Answer these questions from the report on the May 15th movement in Spain.
(a) In which city did the movement begin, and what place was occupied there?
(b) In how many other Spanish cities did occupations of public space follow?
(c) Which Spanish word was the first of the two translation problems?

* Text passage:
● ● ● ● ● ● ●

Report From Spain: On the May 15th Movement

Report from Spain:
On the May 15
th Movement

note: The following is a brief account of the culmination of the “May
15th movement” in Barcelona. The movement had begun in
Madrid with the occupation of the central Plaza del Sol by tens of
thousands of young people, on the model of Tahrir Square in Cairo and
other similar mass gatherings of the past six months. After an early
(and failed) attempt to clear the Plaza del Sol by police, the
movement spread, with occupations of public space in 50 other Spanish
cities. The account (and critique) that follow applies generally to
the Spanish movement as a whole.

Two problems of
translation presented themselves. The first was of the Spanish word
“ciudadano”, or “citizen”, with the overtones of the ideology
of the affirmation of “civil society” that spread over the
previous three decades with the collapse of the older paradigm based
on variants of Marxian, or pseudo-Marxian, class struggle. The use of
this term of self-identification by the movement went hand in hand
with its initial overwhelming rejection of political parties, unions,
violence and explicit politics of any kind, as well as its
affirmation of a “real” democracy with, presumably, everyone as
“citizens”. The word “citizen” in English does not carry
quite the same set of associations (outside of similarly ideological
and largely academic circles), but nothing better presented itself.

● ● ● ● ● ● ●

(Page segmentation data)
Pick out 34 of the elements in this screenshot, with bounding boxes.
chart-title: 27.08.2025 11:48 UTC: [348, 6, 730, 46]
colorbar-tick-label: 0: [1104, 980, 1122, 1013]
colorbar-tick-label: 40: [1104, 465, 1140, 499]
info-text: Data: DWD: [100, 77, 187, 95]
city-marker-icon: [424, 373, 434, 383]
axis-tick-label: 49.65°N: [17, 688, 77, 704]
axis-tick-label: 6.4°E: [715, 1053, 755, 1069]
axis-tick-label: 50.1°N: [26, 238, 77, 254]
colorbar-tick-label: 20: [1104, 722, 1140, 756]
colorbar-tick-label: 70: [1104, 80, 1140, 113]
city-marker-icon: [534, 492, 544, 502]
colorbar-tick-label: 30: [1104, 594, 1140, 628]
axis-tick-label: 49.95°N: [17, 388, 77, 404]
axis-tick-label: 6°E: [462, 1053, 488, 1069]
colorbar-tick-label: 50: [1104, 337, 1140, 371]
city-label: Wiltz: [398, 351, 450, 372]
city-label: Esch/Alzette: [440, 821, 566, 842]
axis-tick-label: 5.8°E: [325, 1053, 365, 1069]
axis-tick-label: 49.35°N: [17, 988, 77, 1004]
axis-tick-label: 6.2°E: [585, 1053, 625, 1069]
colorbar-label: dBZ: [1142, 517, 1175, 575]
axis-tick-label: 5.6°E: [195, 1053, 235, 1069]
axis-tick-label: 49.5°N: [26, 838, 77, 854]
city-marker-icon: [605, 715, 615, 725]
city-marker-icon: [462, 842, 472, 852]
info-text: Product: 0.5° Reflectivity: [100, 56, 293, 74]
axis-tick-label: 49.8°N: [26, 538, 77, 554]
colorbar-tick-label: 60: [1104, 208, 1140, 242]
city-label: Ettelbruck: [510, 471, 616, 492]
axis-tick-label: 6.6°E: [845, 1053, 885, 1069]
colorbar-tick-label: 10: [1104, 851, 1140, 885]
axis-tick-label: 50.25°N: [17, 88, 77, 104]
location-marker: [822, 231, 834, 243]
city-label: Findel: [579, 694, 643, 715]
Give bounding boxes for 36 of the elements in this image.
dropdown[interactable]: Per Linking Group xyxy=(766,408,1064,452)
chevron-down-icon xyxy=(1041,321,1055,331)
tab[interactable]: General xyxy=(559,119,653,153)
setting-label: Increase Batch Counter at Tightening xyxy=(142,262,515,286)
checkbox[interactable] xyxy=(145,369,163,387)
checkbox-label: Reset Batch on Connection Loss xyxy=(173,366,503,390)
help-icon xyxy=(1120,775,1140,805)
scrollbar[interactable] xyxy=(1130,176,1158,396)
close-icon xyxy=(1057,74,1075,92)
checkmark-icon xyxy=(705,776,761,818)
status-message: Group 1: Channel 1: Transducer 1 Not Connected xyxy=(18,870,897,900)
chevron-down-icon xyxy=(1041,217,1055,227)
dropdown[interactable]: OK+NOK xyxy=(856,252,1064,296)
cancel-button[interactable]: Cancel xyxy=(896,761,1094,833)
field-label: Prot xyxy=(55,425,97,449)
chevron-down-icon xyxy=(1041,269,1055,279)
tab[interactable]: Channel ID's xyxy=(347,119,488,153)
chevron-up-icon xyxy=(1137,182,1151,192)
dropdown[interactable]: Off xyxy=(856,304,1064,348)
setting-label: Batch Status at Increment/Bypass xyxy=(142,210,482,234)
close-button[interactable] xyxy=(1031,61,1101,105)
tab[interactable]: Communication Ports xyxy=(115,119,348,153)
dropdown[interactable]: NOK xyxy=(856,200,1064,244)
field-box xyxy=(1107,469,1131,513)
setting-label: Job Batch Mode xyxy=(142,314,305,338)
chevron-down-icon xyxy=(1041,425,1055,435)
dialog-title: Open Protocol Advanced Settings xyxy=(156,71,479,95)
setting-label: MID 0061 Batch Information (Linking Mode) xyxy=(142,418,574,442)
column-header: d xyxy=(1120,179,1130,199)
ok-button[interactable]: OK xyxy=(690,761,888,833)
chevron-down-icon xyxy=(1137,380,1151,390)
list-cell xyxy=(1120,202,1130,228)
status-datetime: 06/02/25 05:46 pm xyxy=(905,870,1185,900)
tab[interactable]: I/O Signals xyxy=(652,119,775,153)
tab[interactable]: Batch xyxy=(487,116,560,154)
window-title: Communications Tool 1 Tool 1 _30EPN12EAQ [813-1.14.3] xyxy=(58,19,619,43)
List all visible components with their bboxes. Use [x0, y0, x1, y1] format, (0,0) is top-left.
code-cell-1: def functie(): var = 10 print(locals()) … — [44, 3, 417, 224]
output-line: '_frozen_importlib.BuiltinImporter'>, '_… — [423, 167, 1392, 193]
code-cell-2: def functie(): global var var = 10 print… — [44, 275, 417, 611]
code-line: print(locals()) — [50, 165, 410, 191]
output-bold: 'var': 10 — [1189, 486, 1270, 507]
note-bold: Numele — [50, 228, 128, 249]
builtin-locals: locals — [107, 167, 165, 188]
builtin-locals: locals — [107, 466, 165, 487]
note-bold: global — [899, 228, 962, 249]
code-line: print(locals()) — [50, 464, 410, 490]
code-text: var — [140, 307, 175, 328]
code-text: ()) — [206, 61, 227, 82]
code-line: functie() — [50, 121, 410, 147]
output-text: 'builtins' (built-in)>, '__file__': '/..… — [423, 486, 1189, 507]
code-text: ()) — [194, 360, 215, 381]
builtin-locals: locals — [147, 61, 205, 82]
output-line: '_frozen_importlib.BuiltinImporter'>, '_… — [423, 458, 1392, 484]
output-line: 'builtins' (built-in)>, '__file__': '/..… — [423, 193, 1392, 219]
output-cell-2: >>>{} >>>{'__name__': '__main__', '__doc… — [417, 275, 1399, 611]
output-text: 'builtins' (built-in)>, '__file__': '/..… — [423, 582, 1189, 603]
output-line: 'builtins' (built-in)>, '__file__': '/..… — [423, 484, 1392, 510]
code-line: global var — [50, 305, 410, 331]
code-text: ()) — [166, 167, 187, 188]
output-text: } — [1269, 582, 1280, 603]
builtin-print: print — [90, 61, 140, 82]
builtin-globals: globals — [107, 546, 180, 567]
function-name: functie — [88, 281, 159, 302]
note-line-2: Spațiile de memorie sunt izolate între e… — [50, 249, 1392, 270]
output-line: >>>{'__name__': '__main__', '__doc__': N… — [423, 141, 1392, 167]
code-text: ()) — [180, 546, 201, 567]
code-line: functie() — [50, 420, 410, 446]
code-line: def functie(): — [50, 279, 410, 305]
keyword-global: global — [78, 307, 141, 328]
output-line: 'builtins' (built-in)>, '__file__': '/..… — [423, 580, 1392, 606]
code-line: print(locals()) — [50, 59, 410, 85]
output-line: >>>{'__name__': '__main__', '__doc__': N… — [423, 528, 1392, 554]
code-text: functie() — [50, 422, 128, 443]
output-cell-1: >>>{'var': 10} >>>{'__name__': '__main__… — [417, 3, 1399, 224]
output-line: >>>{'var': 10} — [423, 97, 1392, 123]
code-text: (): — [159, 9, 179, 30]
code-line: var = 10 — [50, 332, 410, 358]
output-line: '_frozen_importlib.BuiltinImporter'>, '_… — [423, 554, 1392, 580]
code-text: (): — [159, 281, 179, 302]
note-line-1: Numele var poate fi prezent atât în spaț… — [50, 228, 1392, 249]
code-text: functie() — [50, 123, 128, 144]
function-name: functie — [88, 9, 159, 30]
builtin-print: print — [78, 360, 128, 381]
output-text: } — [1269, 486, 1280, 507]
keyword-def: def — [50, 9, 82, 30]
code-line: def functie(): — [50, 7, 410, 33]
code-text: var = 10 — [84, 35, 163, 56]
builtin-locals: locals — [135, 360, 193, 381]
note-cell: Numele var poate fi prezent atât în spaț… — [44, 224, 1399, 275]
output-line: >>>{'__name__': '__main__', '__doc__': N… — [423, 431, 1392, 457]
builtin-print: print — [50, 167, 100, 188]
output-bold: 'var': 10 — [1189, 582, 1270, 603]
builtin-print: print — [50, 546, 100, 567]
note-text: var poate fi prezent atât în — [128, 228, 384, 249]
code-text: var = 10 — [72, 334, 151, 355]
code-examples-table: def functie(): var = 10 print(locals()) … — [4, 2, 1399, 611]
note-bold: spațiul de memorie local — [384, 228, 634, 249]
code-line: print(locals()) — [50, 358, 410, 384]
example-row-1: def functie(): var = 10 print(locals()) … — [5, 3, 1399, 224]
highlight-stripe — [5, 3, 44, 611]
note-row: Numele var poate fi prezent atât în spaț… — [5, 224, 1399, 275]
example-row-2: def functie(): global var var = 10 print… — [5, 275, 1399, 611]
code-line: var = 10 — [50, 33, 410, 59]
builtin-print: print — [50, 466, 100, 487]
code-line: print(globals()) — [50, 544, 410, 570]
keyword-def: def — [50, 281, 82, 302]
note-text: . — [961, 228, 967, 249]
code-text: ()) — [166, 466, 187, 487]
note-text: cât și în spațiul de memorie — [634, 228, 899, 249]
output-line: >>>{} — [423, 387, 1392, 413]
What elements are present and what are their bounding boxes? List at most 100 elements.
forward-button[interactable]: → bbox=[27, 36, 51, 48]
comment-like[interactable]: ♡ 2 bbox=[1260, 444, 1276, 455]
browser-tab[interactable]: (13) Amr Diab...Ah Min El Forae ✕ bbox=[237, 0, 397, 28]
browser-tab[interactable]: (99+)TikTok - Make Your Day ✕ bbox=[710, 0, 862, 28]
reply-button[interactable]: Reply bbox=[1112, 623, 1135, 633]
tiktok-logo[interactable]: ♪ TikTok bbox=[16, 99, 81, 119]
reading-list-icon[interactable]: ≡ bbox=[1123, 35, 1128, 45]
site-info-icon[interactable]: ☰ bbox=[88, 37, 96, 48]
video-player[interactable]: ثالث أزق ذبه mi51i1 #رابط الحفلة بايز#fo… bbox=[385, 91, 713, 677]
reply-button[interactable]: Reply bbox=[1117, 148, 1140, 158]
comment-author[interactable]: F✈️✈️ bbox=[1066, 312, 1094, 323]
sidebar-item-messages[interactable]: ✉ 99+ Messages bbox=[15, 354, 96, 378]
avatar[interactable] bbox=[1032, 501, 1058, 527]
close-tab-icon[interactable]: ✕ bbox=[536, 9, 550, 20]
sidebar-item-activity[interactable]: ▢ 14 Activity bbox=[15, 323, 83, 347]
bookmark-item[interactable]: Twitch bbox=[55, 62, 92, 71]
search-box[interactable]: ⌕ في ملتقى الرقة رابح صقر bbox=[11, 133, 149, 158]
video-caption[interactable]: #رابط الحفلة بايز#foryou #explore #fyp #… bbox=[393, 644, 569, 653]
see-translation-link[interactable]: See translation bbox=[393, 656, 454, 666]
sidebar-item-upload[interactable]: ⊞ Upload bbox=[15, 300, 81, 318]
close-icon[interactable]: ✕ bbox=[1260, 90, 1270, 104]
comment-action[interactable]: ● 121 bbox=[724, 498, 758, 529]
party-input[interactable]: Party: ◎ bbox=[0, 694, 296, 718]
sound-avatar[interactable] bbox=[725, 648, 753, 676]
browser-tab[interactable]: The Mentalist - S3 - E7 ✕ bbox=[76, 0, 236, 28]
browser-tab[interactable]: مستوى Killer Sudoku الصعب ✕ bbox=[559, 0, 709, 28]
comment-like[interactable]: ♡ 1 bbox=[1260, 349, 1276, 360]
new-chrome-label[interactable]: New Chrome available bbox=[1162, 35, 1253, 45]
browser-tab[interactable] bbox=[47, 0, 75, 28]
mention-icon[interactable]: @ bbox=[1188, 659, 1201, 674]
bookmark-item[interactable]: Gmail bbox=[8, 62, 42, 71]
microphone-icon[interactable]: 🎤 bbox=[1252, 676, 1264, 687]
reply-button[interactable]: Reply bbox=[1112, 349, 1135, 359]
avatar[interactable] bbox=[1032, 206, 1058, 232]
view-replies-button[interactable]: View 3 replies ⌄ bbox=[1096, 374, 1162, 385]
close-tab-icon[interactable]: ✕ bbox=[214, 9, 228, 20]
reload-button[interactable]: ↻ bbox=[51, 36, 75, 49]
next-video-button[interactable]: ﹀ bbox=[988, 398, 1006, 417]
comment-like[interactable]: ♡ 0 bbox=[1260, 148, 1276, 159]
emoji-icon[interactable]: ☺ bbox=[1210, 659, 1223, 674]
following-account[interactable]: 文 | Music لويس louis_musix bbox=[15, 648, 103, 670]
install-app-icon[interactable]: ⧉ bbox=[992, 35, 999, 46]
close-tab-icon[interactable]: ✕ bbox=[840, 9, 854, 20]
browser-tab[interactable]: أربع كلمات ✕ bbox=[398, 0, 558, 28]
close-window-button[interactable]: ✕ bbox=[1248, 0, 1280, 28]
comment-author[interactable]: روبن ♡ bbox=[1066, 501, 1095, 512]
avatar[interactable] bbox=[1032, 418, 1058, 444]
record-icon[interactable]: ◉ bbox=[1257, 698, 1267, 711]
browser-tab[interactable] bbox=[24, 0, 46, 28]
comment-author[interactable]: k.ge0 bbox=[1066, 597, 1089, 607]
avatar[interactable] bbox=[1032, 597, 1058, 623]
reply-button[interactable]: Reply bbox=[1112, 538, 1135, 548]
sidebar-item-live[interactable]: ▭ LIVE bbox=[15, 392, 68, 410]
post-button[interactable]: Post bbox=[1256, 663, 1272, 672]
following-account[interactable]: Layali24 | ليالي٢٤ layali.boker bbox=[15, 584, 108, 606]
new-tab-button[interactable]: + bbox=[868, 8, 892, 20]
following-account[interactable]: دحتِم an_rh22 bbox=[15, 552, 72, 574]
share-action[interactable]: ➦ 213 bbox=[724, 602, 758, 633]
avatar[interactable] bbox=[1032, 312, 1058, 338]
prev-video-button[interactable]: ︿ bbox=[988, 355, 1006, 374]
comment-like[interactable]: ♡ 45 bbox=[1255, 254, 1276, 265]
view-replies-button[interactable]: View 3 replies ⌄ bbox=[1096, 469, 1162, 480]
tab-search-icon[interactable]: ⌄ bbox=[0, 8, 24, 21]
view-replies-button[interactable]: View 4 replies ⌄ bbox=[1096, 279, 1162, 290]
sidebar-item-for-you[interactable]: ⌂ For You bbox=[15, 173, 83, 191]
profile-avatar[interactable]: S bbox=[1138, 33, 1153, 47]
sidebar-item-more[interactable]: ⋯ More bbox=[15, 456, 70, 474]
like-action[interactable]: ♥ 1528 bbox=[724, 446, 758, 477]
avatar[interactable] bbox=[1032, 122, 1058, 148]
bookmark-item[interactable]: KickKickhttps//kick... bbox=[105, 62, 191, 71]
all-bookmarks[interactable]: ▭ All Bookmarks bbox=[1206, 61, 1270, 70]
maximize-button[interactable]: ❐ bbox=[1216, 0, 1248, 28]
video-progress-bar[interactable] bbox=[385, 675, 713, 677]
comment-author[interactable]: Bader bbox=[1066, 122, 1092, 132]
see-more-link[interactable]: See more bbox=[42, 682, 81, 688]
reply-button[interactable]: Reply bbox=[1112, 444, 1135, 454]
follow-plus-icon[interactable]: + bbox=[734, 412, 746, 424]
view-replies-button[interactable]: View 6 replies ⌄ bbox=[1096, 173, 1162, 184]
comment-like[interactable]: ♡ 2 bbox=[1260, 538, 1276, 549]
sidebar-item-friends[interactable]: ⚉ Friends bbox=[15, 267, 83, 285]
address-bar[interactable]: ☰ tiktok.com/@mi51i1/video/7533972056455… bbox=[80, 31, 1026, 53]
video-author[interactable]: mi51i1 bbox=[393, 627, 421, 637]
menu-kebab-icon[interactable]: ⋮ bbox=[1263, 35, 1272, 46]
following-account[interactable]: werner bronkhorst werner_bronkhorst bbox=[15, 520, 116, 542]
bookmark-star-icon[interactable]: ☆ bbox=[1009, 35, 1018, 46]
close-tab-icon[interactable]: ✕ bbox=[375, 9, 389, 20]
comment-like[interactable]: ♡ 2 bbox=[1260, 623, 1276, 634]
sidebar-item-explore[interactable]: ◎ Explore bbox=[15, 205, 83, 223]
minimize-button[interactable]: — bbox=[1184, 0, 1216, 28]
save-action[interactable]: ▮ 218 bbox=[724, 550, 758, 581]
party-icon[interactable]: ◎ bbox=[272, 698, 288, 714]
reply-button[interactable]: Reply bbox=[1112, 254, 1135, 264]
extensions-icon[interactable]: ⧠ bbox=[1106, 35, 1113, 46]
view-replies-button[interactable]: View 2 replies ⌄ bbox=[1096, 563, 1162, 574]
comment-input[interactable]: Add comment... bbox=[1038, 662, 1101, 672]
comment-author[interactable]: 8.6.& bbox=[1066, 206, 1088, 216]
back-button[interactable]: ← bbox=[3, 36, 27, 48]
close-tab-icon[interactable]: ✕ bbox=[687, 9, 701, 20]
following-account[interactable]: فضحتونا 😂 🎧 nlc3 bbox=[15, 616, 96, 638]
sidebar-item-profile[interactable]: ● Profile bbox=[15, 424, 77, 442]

● ● ● ● ● ● ●

* Reply:
(a) Madrid; the central Plaza del Sol.
(b) 50.
(c) "Ciudadano" ("citizen").